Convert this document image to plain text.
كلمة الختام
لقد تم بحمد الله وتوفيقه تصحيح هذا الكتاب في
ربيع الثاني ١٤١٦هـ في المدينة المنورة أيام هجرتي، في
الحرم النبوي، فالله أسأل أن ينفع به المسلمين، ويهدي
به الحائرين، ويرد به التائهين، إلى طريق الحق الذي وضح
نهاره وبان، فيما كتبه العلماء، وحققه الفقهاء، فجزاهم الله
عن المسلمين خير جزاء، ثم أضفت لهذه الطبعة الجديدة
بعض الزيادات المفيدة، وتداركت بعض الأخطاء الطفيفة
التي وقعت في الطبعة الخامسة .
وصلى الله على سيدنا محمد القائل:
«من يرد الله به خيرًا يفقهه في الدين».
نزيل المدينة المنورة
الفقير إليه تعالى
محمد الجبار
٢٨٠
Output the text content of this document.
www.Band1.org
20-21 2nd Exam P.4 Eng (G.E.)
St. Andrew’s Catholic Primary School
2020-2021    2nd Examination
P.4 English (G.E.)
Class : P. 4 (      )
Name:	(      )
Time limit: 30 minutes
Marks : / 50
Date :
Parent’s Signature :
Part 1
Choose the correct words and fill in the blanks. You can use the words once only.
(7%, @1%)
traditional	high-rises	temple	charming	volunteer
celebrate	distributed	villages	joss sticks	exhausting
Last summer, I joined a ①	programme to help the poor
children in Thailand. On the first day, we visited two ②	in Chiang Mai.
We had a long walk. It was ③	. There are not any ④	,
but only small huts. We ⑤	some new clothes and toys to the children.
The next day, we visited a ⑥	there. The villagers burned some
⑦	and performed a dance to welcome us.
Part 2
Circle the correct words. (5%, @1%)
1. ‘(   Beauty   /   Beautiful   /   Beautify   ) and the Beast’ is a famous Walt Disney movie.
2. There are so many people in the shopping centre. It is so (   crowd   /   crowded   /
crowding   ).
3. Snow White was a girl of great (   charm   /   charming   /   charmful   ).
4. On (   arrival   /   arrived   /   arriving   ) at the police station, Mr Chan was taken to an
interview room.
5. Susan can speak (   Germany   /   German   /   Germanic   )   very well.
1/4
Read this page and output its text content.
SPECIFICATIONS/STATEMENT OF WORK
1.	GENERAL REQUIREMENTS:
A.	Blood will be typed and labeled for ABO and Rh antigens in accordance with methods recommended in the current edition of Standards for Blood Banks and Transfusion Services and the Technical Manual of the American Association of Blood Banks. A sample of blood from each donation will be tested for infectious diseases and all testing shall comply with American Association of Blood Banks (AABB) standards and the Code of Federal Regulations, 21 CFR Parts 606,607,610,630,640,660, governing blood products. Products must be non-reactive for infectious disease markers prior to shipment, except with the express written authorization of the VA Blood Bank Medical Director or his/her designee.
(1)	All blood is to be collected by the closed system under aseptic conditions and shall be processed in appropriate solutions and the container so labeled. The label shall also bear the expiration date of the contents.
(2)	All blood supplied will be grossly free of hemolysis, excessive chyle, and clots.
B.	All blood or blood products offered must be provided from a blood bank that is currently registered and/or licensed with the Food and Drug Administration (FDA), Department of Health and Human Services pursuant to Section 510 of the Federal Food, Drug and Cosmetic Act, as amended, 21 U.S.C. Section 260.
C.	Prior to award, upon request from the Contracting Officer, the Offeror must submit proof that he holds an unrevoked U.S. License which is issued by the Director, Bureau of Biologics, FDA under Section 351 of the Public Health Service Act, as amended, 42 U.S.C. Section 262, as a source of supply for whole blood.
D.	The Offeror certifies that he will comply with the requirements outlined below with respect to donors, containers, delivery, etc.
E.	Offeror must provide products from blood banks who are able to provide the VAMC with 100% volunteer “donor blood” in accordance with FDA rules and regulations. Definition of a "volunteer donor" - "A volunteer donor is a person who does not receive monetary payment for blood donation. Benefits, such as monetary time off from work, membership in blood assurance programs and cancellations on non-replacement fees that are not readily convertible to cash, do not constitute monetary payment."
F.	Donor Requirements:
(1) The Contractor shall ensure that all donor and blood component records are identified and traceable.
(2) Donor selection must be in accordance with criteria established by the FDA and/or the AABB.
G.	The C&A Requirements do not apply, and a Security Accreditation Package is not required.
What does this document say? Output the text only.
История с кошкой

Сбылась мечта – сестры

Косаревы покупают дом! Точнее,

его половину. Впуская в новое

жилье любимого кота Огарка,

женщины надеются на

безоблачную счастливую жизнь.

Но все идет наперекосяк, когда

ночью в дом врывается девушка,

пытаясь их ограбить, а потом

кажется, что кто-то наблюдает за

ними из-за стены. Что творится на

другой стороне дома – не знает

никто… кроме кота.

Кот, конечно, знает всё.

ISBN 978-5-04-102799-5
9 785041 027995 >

☆ ☆ ☆ ☆ ☆

> **WHAT THIS TASK INVOLVES**: Write down only the number of lines that contain the string "المنورة" in the listing.

> **RESPONSE**: 2